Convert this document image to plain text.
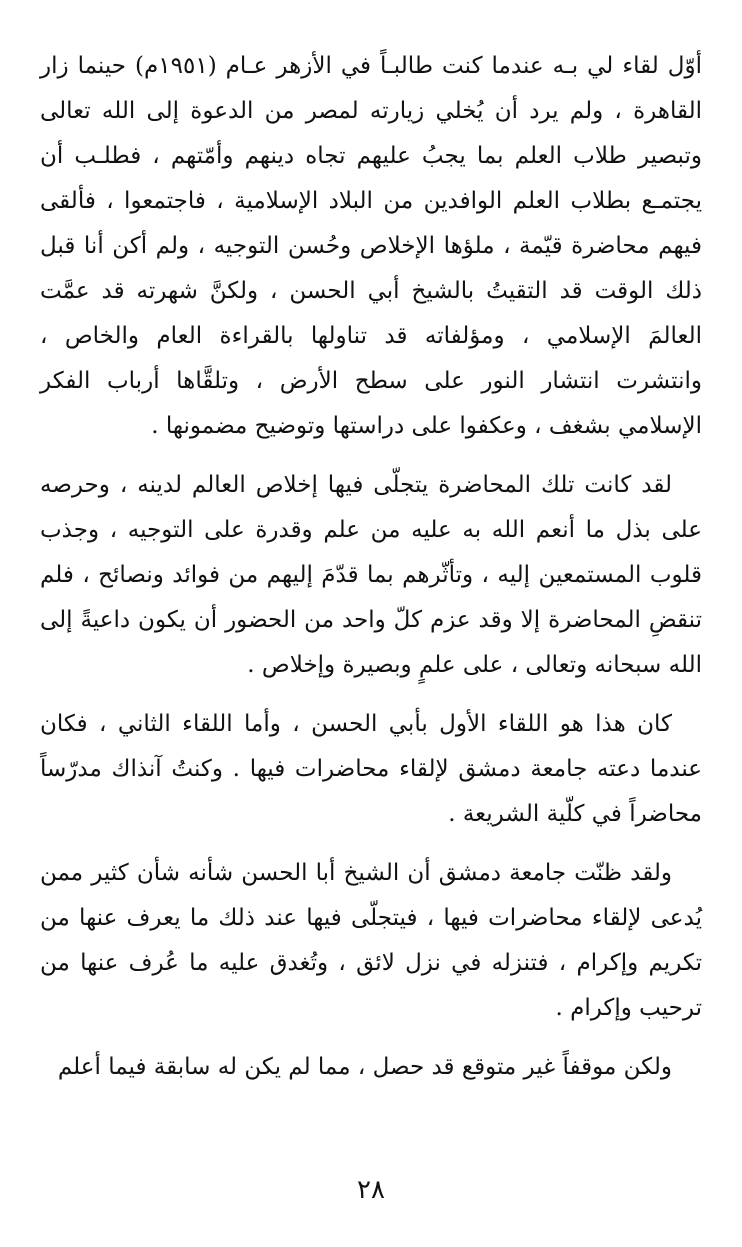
أوّل لقاء لي بـه عندما كنت طالبـاً في الأزهر عـام (١٩٥١م) حينما زار القاهرة ، ولم يرد أن يُخلي زيارته لمصر من الدعوة إلى الله تعالى وتبصير طلاب العلم بما يجبُ عليهم تجاه دينهم وأمّتهم ، فطلـب أن يجتمـع بطلاب العلم الوافدين من البلاد الإسلامية ، فاجتمعوا ، فألقى فيهم محاضرة قيّمة ، ملؤها الإخلاص وحُسن التوجيه ، ولم أكن أنا قبل ذلك الوقت قد التقيتُ بالشيخ أبي الحسن ، ولكنَّ شهرته قد عمَّت العالمَ الإسلامي ، ومؤلفاته قد تناولها بالقراءة العام والخاص ، وانتشرت انتشار النور على سطح الأرض ، وتلقَّاها أرباب الفكر الإسلامي بشغف ، وعكفوا على دراستها وتوضيح مضمونها .

لقد كانت تلك المحاضرة يتجلّى فيها إخلاص العالم لدينه ، وحرصه على بذل ما أنعم الله به عليه من علم وقدرة على التوجيه ، وجذب قلوب المستمعين إليه ، وتأثّرهم بما قدّمَ إليهم من فوائد ونصائح ، فلم تنقضِ المحاضرة إلا وقد عزم كلّ واحد من الحضور أن يكون داعيةً إلى الله سبحانه وتعالى ، على علمٍ وبصيرة وإخلاص .

كان هذا هو اللقاء الأول بأبي الحسن ، وأما اللقاء الثاني ، فكان عندما دعته جامعة دمشق لإلقاء محاضرات فيها . وكنتُ آنذاك مدرّساً محاضراً في كلّية الشريعة .

ولقد ظنّت جامعة دمشق أن الشيخ أبا الحسن شأنه شأن كثير ممن يُدعى لإلقاء محاضرات فيها ، فيتجلّى فيها عند ذلك ما يعرف عنها من تكريم وإكرام ، فتنزله في نزل لائق ، وتُغدق عليه ما عُرف عنها من ترحيب وإكرام .

ولكن موقفاً غير متوقع قد حصل ، مما لم يكن له سابقة فيما أعلم

٢٨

GOAL OF THE EXERCISE: List all lines from the entries that include the word "لإلقاء".

CORRECT OUTPUT:
كان هذا هو اللقاء الأول بأبي الحسن ، وأما اللقاء الثاني ، فكان عندما دعته جامعة دمشق لإلقاء محاضرات فيها . وكنتُ آنذاك مدرّساً محاضراً في كلّية الشريعة .
ولقد ظنّت جامعة دمشق أن الشيخ أبا الحسن شأنه شأن كثير ممن يُدعى لإلقاء محاضرات فيها ، فيتجلّى فيها عند ذلك ما يعرف عنها من تكريم وإكرام ، فتنزله في نزل لائق ، وتُغدق عليه ما عُرف عنها من ترحيب وإكرام .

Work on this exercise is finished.